> [Task brief] In the listing that follows, how many lines contain "Sales"? Give the number only.

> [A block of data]

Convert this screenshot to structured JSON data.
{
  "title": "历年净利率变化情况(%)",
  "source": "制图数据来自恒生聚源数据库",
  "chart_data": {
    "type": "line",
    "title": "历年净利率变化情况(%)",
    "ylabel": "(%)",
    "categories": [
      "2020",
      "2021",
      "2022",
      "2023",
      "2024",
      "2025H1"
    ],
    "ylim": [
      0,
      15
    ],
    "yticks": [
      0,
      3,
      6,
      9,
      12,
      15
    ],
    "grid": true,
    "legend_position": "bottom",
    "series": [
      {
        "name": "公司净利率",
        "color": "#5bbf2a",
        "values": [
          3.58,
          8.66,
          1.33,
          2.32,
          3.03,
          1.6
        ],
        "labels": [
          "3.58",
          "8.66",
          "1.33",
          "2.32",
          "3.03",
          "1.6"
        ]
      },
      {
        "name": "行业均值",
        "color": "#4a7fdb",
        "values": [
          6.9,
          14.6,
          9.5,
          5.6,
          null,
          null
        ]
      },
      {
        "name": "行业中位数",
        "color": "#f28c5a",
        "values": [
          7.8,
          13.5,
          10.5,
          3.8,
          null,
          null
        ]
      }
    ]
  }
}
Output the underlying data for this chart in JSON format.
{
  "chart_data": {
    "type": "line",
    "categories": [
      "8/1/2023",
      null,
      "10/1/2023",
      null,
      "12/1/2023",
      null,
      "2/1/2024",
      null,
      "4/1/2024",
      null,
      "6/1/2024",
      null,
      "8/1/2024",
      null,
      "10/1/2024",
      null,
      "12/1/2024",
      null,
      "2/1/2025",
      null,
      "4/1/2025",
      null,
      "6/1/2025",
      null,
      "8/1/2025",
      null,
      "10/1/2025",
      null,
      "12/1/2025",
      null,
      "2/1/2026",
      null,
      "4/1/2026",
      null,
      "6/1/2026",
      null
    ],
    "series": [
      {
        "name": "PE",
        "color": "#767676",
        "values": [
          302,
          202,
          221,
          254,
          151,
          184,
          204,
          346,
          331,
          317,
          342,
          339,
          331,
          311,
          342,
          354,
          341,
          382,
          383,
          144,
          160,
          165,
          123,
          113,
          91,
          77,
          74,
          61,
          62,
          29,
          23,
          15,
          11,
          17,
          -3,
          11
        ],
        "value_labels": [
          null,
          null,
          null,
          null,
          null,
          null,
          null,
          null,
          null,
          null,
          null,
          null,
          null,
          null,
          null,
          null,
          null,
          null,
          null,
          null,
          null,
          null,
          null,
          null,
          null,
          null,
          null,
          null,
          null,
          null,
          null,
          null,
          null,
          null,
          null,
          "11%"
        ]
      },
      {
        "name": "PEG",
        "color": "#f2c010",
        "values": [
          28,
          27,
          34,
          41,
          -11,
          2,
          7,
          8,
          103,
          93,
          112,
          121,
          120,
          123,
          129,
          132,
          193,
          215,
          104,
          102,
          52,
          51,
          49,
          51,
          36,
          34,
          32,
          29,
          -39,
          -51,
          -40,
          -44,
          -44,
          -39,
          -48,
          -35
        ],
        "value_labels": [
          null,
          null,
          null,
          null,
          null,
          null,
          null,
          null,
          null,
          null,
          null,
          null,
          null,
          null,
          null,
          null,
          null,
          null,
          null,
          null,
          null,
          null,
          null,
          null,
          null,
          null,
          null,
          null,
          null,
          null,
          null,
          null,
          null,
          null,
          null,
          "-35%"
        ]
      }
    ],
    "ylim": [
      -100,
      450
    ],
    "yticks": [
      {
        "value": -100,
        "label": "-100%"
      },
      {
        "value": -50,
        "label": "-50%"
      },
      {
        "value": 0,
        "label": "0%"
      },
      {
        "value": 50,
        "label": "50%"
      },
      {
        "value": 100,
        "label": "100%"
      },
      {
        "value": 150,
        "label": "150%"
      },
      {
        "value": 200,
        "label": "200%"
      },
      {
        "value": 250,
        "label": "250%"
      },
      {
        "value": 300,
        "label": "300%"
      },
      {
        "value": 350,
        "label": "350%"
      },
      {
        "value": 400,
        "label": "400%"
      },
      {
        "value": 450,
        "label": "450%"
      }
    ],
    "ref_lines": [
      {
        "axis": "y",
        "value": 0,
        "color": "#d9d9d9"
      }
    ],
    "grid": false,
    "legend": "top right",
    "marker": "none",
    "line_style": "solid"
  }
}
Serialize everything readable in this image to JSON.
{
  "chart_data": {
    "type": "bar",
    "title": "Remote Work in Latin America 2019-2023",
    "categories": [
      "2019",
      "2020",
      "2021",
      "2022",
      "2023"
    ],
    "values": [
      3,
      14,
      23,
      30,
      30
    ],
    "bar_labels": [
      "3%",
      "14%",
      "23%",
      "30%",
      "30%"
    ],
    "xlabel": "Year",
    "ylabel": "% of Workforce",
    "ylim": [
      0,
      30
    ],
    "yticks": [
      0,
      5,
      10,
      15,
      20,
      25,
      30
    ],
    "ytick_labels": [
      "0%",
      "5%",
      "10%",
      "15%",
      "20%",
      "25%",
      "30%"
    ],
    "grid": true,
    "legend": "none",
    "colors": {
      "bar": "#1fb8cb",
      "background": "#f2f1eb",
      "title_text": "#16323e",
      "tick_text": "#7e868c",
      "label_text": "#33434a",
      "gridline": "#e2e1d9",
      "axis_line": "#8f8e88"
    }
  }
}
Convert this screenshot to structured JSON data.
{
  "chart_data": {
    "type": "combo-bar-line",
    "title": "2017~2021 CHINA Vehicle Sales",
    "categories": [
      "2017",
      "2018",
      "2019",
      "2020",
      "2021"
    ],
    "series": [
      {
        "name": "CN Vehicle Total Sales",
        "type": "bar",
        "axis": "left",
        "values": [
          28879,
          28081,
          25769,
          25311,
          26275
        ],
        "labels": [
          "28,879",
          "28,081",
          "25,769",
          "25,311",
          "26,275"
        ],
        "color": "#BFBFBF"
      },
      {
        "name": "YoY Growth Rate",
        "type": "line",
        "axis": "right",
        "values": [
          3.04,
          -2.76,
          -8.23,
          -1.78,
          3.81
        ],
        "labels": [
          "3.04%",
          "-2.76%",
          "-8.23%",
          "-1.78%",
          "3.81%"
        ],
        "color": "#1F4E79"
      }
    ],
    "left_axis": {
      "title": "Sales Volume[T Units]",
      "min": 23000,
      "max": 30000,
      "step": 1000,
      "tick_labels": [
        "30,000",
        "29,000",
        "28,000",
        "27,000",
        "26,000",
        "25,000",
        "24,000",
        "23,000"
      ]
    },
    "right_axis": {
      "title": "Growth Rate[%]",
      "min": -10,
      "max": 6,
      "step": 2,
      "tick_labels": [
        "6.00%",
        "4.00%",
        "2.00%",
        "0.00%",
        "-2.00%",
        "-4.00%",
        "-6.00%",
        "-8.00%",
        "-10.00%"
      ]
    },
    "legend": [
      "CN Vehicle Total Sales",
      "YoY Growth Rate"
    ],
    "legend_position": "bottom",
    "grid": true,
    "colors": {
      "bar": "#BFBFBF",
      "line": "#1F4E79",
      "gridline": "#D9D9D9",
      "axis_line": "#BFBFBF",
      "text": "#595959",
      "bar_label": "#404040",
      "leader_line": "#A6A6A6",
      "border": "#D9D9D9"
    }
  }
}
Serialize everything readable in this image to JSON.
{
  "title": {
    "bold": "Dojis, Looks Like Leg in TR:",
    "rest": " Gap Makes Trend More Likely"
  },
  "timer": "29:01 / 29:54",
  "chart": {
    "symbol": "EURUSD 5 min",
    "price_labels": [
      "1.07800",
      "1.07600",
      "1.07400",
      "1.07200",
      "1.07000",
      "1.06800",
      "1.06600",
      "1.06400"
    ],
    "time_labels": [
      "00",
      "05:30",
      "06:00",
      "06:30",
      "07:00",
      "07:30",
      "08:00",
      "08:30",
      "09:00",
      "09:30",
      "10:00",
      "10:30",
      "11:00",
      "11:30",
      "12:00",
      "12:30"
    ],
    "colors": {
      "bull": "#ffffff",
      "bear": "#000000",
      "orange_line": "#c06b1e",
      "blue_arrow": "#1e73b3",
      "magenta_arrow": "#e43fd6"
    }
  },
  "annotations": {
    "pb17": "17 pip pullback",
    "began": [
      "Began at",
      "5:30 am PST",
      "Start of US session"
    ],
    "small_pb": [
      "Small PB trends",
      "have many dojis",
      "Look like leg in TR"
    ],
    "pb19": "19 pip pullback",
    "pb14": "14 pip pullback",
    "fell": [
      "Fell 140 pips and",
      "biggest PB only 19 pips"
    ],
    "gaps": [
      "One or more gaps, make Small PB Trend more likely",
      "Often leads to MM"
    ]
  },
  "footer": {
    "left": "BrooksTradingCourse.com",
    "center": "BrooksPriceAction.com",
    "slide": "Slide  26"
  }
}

> [Result of this task] 4